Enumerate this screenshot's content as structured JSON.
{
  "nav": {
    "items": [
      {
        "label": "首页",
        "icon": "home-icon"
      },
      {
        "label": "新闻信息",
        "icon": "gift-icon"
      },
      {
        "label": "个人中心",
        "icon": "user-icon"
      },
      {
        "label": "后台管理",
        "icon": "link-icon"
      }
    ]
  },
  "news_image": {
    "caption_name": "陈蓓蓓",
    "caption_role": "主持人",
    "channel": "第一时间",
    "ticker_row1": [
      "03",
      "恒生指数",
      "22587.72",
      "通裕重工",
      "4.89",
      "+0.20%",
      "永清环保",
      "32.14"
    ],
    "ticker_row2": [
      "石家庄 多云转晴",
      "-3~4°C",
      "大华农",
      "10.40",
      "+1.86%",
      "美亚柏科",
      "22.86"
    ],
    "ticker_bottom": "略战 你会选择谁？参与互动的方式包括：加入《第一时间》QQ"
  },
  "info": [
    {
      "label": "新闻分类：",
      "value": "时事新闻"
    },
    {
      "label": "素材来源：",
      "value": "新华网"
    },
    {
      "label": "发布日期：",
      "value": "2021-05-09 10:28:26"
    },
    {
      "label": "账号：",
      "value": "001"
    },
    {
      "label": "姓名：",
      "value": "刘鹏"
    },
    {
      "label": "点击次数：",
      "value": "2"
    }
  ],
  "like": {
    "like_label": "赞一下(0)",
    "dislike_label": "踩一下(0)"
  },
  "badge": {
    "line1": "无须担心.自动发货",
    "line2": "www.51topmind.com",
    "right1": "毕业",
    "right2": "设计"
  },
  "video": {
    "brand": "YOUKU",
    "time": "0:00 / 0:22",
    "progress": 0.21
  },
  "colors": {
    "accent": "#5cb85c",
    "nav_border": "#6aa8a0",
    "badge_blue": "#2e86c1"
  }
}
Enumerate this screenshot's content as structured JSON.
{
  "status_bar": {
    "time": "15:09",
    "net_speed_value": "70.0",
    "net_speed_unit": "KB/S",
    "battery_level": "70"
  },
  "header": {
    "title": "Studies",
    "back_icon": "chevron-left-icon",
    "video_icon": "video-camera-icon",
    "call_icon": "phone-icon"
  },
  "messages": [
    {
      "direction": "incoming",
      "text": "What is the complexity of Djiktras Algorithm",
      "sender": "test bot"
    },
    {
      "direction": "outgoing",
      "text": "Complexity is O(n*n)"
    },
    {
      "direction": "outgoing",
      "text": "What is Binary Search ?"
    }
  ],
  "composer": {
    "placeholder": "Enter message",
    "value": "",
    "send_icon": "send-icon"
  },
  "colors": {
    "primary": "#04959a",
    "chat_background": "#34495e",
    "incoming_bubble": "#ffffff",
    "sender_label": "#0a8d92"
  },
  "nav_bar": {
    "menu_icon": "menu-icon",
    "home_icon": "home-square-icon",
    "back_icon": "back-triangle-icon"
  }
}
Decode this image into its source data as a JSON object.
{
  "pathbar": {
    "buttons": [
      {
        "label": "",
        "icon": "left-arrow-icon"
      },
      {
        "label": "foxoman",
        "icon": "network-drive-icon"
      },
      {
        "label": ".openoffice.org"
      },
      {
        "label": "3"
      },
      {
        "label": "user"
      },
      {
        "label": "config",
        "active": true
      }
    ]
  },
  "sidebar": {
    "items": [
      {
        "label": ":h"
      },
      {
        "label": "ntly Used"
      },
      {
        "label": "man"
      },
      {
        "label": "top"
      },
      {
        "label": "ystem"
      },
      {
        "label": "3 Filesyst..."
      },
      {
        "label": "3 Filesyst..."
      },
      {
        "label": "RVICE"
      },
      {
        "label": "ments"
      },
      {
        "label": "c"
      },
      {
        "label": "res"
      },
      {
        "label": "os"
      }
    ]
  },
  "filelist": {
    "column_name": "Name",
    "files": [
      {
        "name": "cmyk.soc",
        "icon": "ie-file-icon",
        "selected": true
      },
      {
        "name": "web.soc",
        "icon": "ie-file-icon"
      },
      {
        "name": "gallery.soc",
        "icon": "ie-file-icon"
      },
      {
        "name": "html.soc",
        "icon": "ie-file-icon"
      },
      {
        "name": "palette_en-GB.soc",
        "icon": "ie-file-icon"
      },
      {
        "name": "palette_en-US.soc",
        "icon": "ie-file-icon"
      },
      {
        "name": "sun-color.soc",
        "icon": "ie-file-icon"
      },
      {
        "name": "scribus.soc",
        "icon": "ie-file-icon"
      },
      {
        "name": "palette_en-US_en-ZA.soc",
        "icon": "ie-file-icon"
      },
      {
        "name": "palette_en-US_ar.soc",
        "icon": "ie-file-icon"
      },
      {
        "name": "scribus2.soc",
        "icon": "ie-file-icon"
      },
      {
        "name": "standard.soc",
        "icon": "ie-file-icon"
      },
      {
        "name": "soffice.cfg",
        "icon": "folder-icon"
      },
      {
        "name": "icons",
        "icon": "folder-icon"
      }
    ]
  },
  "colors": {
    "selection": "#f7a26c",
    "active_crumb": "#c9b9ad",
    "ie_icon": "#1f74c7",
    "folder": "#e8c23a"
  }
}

- - -

> [WHAT IS NEEDED] Write out every line of the material again, exactly as it reads.

> [OUTPUT FOR THIS EXERCISE]
Enumerate this screenshot's content as structured JSON.
{
  "nav": {
    "items": [
      {
        "label": "首页",
        "icon": "home-icon"
      },
      {
        "label": "新闻信息",
        "icon": "gift-icon"
      },
      {
        "label": "个人中心",
        "icon": "user-icon"
      },
      {
        "label": "后台管理",
        "icon": "link-icon"
      }
    ]
  },
  "news_image": {
    "caption_name": "陈蓓蓓",
    "caption_role": "主持人",
    "channel": "第一时间",
    "ticker_row1": [
      "03",
      "恒生指数",
      "22587.72",
      "通裕重工",
      "4.89",
      "+0.20%",
      "永清环保",
      "32.14"
    ],
    "ticker_row2": [
      "石家庄 多云转晴",
      "-3~4°C",
      "大华农",
      "10.40",
      "+1.86%",
      "美亚柏科",
      "22.86"
    ],
    "ticker_bottom": "略战 你会选择谁？参与互动的方式包括：加入《第一时间》QQ"
  },
  "info": [
    {
      "label": "新闻分类：",
      "value": "时事新闻"
    },
    {
      "label": "素材来源：",
      "value": "新华网"
    },
    {
      "label": "发布日期：",
      "value": "2021-05-09 10:28:26"
    },
    {
      "label": "账号：",
      "value": "001"
    },
    {
      "label": "姓名：",
      "value": "刘鹏"
    },
    {
      "label": "点击次数：",
      "value": "2"
    }
  ],
  "like": {
    "like_label": "赞一下(0)",
    "dislike_label": "踩一下(0)"
  },
  "badge": {
    "line1": "无须担心.自动发货",
    "line2": "www.51topmind.com",
    "right1": "毕业",
    "right2": "设计"
  },
  "video": {
    "brand": "YOUKU",
    "time": "0:00 / 0:22",
    "progress": 0.21
  },
  "colors": {
    "accent": "#5cb85c",
    "nav_border": "#6aa8a0",
    "badge_blue": "#2e86c1"
  }
}
Enumerate this screenshot's content as structured JSON.
{
  "status_bar": {
    "time": "15:09",
    "net_speed_value": "70.0",
    "net_speed_unit": "KB/S",
    "battery_level": "70"
  },
  "header": {
    "title": "Studies",
    "back_icon": "chevron-left-icon",
    "video_icon": "video-camera-icon",
    "call_icon": "phone-icon"
  },
  "messages": [
    {
      "direction": "incoming",
      "text": "What is the complexity of Djiktras Algorithm",
      "sender": "test bot"
    },
    {
      "direction": "outgoing",
      "text": "Complexity is O(n*n)"
    },
    {
      "direction": "outgoing",
      "text": "What is Binary Search ?"
    }
  ],
  "composer": {
    "placeholder": "Enter message",
    "value": "",
    "send_icon": "send-icon"
  },
  "colors": {
    "primary": "#04959a",
    "chat_background": "#34495e",
    "incoming_bubble": "#ffffff",
    "sender_label": "#0a8d92"
  },
  "nav_bar": {
    "menu_icon": "menu-icon",
    "home_icon": "home-square-icon",
    "back_icon": "back-triangle-icon"
  }
}
Decode this image into its source data as a JSON object.
{
  "pathbar": {
    "buttons": [
      {
        "label": "",
        "icon": "left-arrow-icon"
      },
      {
        "label": "foxoman",
        "icon": "network-drive-icon"
      },
      {
        "label": ".openoffice.org"
      },
      {
        "label": "3"
      },
      {
        "label": "user"
      },
      {
        "label": "config",
        "active": true
      }
    ]
  },
  "sidebar": {
    "items": [
      {
        "label": ":h"
      },
      {
        "label": "ntly Used"
      },
      {
        "label": "man"
      },
      {
        "label": "top"
      },
      {
        "label": "ystem"
      },
      {
        "label": "3 Filesyst..."
      },
      {
        "label": "3 Filesyst..."
      },
      {
        "label": "RVICE"
      },
      {
        "label": "ments"
      },
      {
        "label": "c"
      },
      {
        "label": "res"
      },
      {
        "label": "os"
      }
    ]
  },
  "filelist": {
    "column_name": "Name",
    "files": [
      {
        "name": "cmyk.soc",
        "icon": "ie-file-icon",
        "selected": true
      },
      {
        "name": "web.soc",
        "icon": "ie-file-icon"
      },
      {
        "name": "gallery.soc",
        "icon": "ie-file-icon"
      },
      {
        "name": "html.soc",
        "icon": "ie-file-icon"
      },
      {
        "name": "palette_en-GB.soc",
        "icon": "ie-file-icon"
      },
      {
        "name": "palette_en-US.soc",
        "icon": "ie-file-icon"
      },
      {
        "name": "sun-color.soc",
        "icon": "ie-file-icon"
      },
      {
        "name": "scribus.soc",
        "icon": "ie-file-icon"
      },
      {
        "name": "palette_en-US_en-ZA.soc",
        "icon": "ie-file-icon"
      },
      {
        "name": "palette_en-US_ar.soc",
        "icon": "ie-file-icon"
      },
      {
        "name": "scribus2.soc",
        "icon": "ie-file-icon"
      },
      {
        "name": "standard.soc",
        "icon": "ie-file-icon"
      },
      {
        "name": "soffice.cfg",
        "icon": "folder-icon"
      },
      {
        "name": "icons",
        "icon": "folder-icon"
      }
    ]
  },
  "colors": {
    "selection": "#f7a26c",
    "active_crumb": "#c9b9ad",
    "ie_icon": "#1f74c7",
    "folder": "#e8c23a"
  }
}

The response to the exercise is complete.